<<<<

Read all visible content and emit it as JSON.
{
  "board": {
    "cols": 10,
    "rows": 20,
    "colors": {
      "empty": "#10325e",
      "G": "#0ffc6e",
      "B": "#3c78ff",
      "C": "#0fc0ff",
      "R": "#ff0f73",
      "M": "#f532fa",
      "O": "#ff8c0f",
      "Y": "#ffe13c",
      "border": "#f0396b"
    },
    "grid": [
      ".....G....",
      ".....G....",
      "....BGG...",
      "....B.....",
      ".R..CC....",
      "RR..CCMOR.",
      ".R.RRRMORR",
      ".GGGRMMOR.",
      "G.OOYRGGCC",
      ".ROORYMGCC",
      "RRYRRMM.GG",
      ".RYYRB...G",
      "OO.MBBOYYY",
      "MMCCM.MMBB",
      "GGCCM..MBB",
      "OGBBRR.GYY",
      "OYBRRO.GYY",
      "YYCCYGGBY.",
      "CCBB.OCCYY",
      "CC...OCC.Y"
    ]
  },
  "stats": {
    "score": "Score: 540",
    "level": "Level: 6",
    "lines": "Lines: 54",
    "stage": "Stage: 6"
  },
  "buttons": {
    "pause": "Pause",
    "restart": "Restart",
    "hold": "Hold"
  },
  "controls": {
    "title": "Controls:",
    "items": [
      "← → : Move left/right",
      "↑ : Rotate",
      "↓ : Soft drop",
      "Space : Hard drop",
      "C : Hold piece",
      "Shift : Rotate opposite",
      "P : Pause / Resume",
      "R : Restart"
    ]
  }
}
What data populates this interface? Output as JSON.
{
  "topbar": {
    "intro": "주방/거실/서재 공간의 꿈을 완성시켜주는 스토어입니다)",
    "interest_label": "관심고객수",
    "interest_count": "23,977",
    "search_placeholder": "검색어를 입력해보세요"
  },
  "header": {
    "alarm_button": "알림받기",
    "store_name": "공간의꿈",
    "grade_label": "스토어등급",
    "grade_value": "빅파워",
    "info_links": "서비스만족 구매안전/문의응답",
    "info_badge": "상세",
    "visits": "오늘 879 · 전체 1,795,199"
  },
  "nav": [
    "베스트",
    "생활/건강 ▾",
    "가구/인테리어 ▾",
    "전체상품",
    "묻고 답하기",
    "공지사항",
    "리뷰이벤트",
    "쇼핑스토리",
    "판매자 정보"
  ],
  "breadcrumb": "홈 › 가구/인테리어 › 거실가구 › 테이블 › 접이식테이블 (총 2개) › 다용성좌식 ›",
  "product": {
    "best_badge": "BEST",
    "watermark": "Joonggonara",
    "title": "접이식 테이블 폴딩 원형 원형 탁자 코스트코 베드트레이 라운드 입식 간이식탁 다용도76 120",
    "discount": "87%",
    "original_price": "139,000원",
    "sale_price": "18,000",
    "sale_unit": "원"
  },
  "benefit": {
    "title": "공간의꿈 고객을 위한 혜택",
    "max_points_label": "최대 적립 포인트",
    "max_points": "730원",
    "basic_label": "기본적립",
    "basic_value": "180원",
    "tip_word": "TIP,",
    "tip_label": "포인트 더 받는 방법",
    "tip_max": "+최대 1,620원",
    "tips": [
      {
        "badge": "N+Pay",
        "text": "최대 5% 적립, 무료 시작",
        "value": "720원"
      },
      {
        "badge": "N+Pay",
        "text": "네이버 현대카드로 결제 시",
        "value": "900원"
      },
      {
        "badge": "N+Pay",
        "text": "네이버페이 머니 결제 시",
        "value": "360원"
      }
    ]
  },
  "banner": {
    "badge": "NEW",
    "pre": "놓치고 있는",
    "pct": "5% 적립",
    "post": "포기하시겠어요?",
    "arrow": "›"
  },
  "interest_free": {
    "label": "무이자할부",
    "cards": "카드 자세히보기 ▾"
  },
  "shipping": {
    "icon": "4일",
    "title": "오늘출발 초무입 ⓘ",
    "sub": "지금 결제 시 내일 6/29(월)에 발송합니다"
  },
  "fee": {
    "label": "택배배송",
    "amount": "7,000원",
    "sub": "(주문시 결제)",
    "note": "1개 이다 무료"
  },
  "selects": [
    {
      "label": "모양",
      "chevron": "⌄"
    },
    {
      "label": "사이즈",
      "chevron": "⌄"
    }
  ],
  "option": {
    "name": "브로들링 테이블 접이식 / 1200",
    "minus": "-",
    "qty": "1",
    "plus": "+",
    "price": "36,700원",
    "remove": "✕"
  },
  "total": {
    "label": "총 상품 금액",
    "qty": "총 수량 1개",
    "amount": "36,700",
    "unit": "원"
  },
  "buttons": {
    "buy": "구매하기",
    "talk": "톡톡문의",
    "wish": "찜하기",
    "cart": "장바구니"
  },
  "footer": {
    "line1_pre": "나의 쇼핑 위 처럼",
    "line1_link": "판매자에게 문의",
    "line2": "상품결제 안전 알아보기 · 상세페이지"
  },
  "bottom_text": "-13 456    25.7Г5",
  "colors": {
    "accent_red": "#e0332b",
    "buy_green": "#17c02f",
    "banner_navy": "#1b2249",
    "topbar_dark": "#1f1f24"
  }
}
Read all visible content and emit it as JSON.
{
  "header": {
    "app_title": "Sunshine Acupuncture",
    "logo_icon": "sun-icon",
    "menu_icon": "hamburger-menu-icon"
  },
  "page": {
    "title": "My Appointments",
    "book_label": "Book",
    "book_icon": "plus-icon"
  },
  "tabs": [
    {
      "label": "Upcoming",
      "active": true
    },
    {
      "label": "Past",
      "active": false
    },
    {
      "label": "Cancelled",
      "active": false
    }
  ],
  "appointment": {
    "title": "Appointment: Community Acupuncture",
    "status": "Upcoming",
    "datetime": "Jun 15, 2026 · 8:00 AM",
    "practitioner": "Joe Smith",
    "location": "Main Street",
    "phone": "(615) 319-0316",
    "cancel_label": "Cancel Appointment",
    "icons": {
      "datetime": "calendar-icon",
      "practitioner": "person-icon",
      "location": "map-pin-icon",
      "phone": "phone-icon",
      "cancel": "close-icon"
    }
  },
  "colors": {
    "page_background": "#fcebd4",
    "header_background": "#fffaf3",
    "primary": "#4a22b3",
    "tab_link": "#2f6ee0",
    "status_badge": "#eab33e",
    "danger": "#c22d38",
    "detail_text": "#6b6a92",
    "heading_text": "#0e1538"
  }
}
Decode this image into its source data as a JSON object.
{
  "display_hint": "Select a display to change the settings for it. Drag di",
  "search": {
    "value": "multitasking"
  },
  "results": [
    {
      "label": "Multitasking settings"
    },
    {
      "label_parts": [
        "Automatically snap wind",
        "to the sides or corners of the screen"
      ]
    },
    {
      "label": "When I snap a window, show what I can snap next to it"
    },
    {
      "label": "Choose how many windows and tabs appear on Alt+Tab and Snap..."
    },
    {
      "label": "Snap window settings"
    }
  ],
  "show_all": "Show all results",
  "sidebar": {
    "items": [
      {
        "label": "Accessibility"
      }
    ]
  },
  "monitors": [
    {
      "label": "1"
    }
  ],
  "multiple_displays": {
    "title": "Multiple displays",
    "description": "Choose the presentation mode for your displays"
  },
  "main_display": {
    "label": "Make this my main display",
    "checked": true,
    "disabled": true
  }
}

>>>>

Transcribe all of the entries without altering anything.

Read all visible content and emit it as JSON.
{
  "board": {
    "cols": 10,
    "rows": 20,
    "colors": {
      "empty": "#10325e",
      "G": "#0ffc6e",
      "B": "#3c78ff",
      "C": "#0fc0ff",
      "R": "#ff0f73",
      "M": "#f532fa",
      "O": "#ff8c0f",
      "Y": "#ffe13c",
      "border": "#f0396b"
    },
    "grid": [
      ".....G....",
      ".....G....",
      "....BGG...",
      "....B.....",
      ".R..CC....",
      "RR..CCMOR.",
      ".R.RRRMORR",
      ".GGGRMMOR.",
      "G.OOYRGGCC",
      ".ROORYMGCC",
      "RRYRRMM.GG",
      ".RYYRB...G",
      "OO.MBBOYYY",
      "MMCCM.MMBB",
      "GGCCM..MBB",
      "OGBBRR.GYY",
      "OYBRRO.GYY",
      "YYCCYGGBY.",
      "CCBB.OCCYY",
      "CC...OCC.Y"
    ]
  },
  "stats": {
    "score": "Score: 540",
    "level": "Level: 6",
    "lines": "Lines: 54",
    "stage": "Stage: 6"
  },
  "buttons": {
    "pause": "Pause",
    "restart": "Restart",
    "hold": "Hold"
  },
  "controls": {
    "title": "Controls:",
    "items": [
      "← → : Move left/right",
      "↑ : Rotate",
      "↓ : Soft drop",
      "Space : Hard drop",
      "C : Hold piece",
      "Shift : Rotate opposite",
      "P : Pause / Resume",
      "R : Restart"
    ]
  }
}
What data populates this interface? Output as JSON.
{
  "topbar": {
    "intro": "주방/거실/서재 공간의 꿈을 완성시켜주는 스토어입니다)",
    "interest_label": "관심고객수",
    "interest_count": "23,977",
    "search_placeholder": "검색어를 입력해보세요"
  },
  "header": {
    "alarm_button": "알림받기",
    "store_name": "공간의꿈",
    "grade_label": "스토어등급",
    "grade_value": "빅파워",
    "info_links": "서비스만족 구매안전/문의응답",
    "info_badge": "상세",
    "visits": "오늘 879 · 전체 1,795,199"
  },
  "nav": [
    "베스트",
    "생활/건강 ▾",
    "가구/인테리어 ▾",
    "전체상품",
    "묻고 답하기",
    "공지사항",
    "리뷰이벤트",
    "쇼핑스토리",
    "판매자 정보"
  ],
  "breadcrumb": "홈 › 가구/인테리어 › 거실가구 › 테이블 › 접이식테이블 (총 2개) › 다용성좌식 ›",
  "product": {
    "best_badge": "BEST",
    "watermark": "Joonggonara",
    "title": "접이식 테이블 폴딩 원형 원형 탁자 코스트코 베드트레이 라운드 입식 간이식탁 다용도76 120",
    "discount": "87%",
    "original_price": "139,000원",
    "sale_price": "18,000",
    "sale_unit": "원"
  },
  "benefit": {
    "title": "공간의꿈 고객을 위한 혜택",
    "max_points_label": "최대 적립 포인트",
    "max_points": "730원",
    "basic_label": "기본적립",
    "basic_value": "180원",
    "tip_word": "TIP,",
    "tip_label": "포인트 더 받는 방법",
    "tip_max": "+최대 1,620원",
    "tips": [
      {
        "badge": "N+Pay",
        "text": "최대 5% 적립, 무료 시작",
        "value": "720원"
      },
      {
        "badge": "N+Pay",
        "text": "네이버 현대카드로 결제 시",
        "value": "900원"
      },
      {
        "badge": "N+Pay",
        "text": "네이버페이 머니 결제 시",
        "value": "360원"
      }
    ]
  },
  "banner": {
    "badge": "NEW",
    "pre": "놓치고 있는",
    "pct": "5% 적립",
    "post": "포기하시겠어요?",
    "arrow": "›"
  },
  "interest_free": {
    "label": "무이자할부",
    "cards": "카드 자세히보기 ▾"
  },
  "shipping": {
    "icon": "4일",
    "title": "오늘출발 초무입 ⓘ",
    "sub": "지금 결제 시 내일 6/29(월)에 발송합니다"
  },
  "fee": {
    "label": "택배배송",
    "amount": "7,000원",
    "sub": "(주문시 결제)",
    "note": "1개 이다 무료"
  },
  "selects": [
    {
      "label": "모양",
      "chevron": "⌄"
    },
    {
      "label": "사이즈",
      "chevron": "⌄"
    }
  ],
  "option": {
    "name": "브로들링 테이블 접이식 / 1200",
    "minus": "-",
    "qty": "1",
    "plus": "+",
    "price": "36,700원",
    "remove": "✕"
  },
  "total": {
    "label": "총 상품 금액",
    "qty": "총 수량 1개",
    "amount": "36,700",
    "unit": "원"
  },
  "buttons": {
    "buy": "구매하기",
    "talk": "톡톡문의",
    "wish": "찜하기",
    "cart": "장바구니"
  },
  "footer": {
    "line1_pre": "나의 쇼핑 위 처럼",
    "line1_link": "판매자에게 문의",
    "line2": "상품결제 안전 알아보기 · 상세페이지"
  },
  "bottom_text": "-13 456    25.7Г5",
  "colors": {
    "accent_red": "#e0332b",
    "buy_green": "#17c02f",
    "banner_navy": "#1b2249",
    "topbar_dark": "#1f1f24"
  }
}
Read all visible content and emit it as JSON.
{
  "header": {
    "app_title": "Sunshine Acupuncture",
    "logo_icon": "sun-icon",
    "menu_icon": "hamburger-menu-icon"
  },
  "page": {
    "title": "My Appointments",
    "book_label": "Book",
    "book_icon": "plus-icon"
  },
  "tabs": [
    {
      "label": "Upcoming",
      "active": true
    },
    {
      "label": "Past",
      "active": false
    },
    {
      "label": "Cancelled",
      "active": false
    }
  ],
  "appointment": {
    "title": "Appointment: Community Acupuncture",
    "status": "Upcoming",
    "datetime": "Jun 15, 2026 · 8:00 AM",
    "practitioner": "Joe Smith",
    "location": "Main Street",
    "phone": "(615) 319-0316",
    "cancel_label": "Cancel Appointment",
    "icons": {
      "datetime": "calendar-icon",
      "practitioner": "person-icon",
      "location": "map-pin-icon",
      "phone": "phone-icon",
      "cancel": "close-icon"
    }
  },
  "colors": {
    "page_background": "#fcebd4",
    "header_background": "#fffaf3",
    "primary": "#4a22b3",
    "tab_link": "#2f6ee0",
    "status_badge": "#eab33e",
    "danger": "#c22d38",
    "detail_text": "#6b6a92",
    "heading_text": "#0e1538"
  }
}
Decode this image into its source data as a JSON object.
{
  "display_hint": "Select a display to change the settings for it. Drag di",
  "search": {
    "value": "multitasking"
  },
  "results": [
    {
      "label": "Multitasking settings"
    },
    {
      "label_parts": [
        "Automatically snap wind",
        "to the sides or corners of the screen"
      ]
    },
    {
      "label": "When I snap a window, show what I can snap next to it"
    },
    {
      "label": "Choose how many windows and tabs appear on Alt+Tab and Snap..."
    },
    {
      "label": "Snap window settings"
    }
  ],
  "show_all": "Show all results",
  "sidebar": {
    "items": [
      {
        "label": "Accessibility"
      }
    ]
  },
  "monitors": [
    {
      "label": "1"
    }
  ],
  "multiple_displays": {
    "title": "Multiple displays",
    "description": "Choose the presentation mode for your displays"
  },
  "main_display": {
    "label": "Make this my main display",
    "checked": true,
    "disabled": true
  }
}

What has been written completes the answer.